Work instructions: Update everything in the material from the very start down through the line containing "The compression coil", replacing "cross-sectional view" with "sectional view" and keeping all else unchanged. Leave the pictures out of your answer.

Given records:
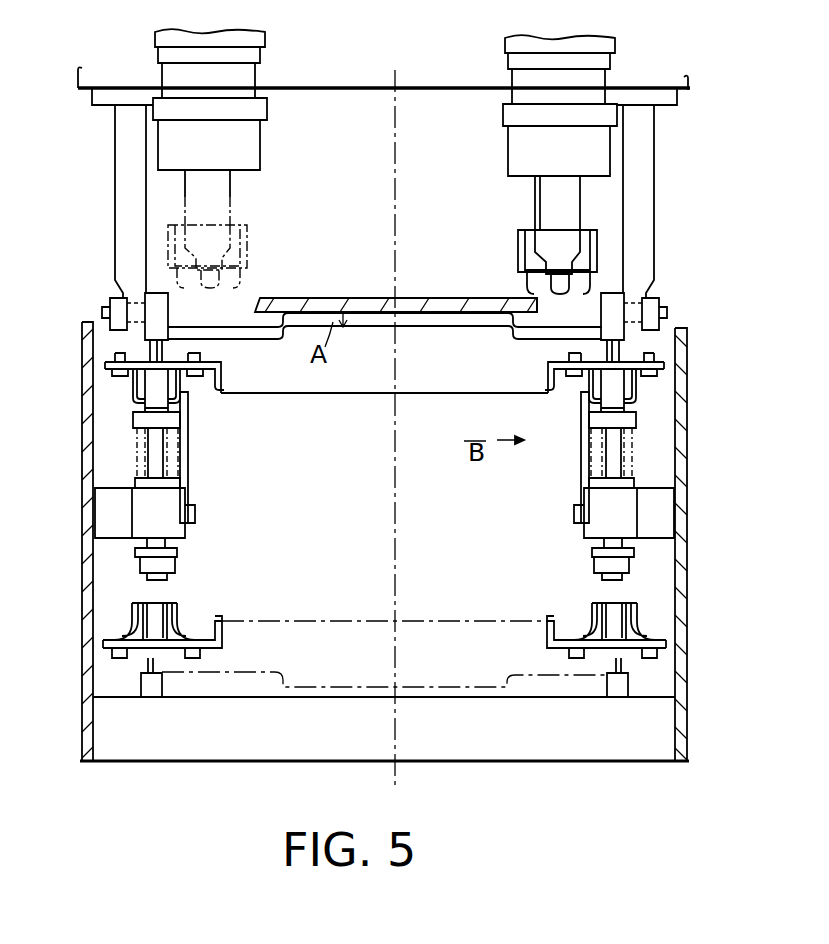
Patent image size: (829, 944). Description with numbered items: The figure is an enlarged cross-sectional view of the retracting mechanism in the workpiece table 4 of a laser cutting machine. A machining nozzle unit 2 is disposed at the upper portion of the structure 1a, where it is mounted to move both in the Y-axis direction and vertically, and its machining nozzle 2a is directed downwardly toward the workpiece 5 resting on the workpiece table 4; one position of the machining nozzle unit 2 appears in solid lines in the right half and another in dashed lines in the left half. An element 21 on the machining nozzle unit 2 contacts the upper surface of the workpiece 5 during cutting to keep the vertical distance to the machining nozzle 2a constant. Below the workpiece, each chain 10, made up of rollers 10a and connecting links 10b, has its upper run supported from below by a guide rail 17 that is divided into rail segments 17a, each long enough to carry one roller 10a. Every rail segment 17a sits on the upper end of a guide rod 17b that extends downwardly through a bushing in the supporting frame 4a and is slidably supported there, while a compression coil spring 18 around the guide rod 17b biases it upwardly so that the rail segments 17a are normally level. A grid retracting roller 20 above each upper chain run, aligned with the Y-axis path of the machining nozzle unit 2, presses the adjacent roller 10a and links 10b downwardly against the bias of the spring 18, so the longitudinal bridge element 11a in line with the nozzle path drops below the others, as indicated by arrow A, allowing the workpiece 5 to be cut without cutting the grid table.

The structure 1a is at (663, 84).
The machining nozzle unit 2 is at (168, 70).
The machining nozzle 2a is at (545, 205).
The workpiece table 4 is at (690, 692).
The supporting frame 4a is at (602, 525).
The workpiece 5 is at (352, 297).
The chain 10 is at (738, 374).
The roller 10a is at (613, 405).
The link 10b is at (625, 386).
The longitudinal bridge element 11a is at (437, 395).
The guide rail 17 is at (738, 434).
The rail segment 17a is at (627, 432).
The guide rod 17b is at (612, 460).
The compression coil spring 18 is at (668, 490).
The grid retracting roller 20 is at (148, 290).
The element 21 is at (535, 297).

Task output:
Patent image size: (829, 944). Description with numbered items: The figure is an enlarged sectional view of the retracting mechanism in the workpiece table 4 of a laser cutting machine. A machining nozzle unit 2 is disposed at the upper portion of the structure 1a, where it is mounted to move both in the Y-axis direction and vertically, and its machining nozzle 2a is directed downwardly toward the workpiece 5 resting on the workpiece table 4; one position of the machining nozzle unit 2 appears in solid lines in the right half and another in dashed lines in the left half. An element 21 on the machining nozzle unit 2 contacts the upper surface of the workpiece 5 during cutting to keep the vertical distance to the machining nozzle 2a constant. Below the workpiece, each chain 10, made up of rollers 10a and connecting links 10b, has its upper run supported from below by a guide rail 17 that is divided into rail segments 17a, each long enough to carry one roller 10a. Every rail segment 17a sits on the upper end of a guide rod 17b that extends downwardly through a bushing in the supporting frame 4a and is slidably supported there, while a compression coil spring 18 around the guide rod 17b biases it upwardly so that the rail segments 17a are normally level. A grid retracting roller 20 above each upper chain run, aligned with the Y-axis path of the machining nozzle unit 2, presses the adjacent roller 10a and links 10b downwardly against the bias of the spring 18, so the longitudinal bridge element 11a in line with the nozzle path drops below the others, as indicated by arrow A, allowing the workpiece 5 to be cut without cutting the grid table.

The structure 1a is at (663, 84).
The machining nozzle unit 2 is at (168, 70).
The machining nozzle 2a is at (545, 205).
The workpiece table 4 is at (690, 692).
The supporting frame 4a is at (602, 525).
The workpiece 5 is at (352, 297).
The chain 10 is at (738, 374).
The roller 10a is at (613, 405).
The link 10b is at (625, 386).
The longitudinal bridge element 11a is at (437, 395).
The guide rail 17 is at (738, 434).
The rail segment 17a is at (627, 432).
The guide rod 17b is at (612, 460).
The compression coil spring 18 is at (668, 490).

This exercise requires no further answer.